• PROVIDED ENTRIES:
* BEGIN *
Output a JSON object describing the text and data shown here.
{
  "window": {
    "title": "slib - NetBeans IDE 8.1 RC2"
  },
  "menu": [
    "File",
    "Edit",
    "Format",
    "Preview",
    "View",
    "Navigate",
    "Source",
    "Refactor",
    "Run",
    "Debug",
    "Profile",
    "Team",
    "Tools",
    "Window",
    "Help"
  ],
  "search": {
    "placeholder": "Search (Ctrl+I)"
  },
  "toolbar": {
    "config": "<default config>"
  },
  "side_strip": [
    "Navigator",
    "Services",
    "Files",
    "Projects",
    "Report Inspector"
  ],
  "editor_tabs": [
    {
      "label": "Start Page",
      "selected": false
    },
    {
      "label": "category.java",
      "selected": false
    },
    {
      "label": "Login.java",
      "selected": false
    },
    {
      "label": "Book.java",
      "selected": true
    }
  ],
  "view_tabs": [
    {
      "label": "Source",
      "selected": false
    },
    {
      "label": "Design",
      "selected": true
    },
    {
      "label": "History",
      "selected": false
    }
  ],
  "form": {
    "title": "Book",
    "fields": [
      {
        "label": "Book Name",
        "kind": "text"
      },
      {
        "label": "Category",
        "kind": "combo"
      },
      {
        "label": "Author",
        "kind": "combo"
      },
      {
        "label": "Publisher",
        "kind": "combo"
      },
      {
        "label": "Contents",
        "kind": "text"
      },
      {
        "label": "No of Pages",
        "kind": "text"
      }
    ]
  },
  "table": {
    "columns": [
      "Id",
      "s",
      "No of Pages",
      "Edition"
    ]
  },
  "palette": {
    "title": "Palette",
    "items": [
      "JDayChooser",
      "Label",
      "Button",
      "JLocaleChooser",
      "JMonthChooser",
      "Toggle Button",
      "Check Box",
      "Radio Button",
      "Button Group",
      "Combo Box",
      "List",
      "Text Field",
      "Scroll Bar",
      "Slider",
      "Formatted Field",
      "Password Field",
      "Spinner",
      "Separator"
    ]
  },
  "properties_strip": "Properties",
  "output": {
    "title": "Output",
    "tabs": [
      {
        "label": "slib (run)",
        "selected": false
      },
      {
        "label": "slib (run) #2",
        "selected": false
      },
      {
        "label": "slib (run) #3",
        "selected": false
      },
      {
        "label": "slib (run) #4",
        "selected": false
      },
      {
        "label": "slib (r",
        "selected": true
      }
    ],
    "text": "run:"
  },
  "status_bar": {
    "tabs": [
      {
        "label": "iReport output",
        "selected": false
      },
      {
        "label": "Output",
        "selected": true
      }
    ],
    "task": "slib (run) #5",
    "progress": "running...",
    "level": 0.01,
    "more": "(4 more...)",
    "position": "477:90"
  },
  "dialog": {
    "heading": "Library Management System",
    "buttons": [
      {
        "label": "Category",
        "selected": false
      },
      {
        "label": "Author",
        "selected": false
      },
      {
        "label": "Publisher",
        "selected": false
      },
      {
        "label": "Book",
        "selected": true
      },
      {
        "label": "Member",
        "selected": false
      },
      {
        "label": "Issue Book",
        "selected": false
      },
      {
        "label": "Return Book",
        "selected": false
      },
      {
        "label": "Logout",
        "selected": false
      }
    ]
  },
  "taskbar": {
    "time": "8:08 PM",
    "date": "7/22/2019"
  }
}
* END *
Only a number is wanted: how many lines contain the word "slib"?

• COMPLETE ANSWER:
7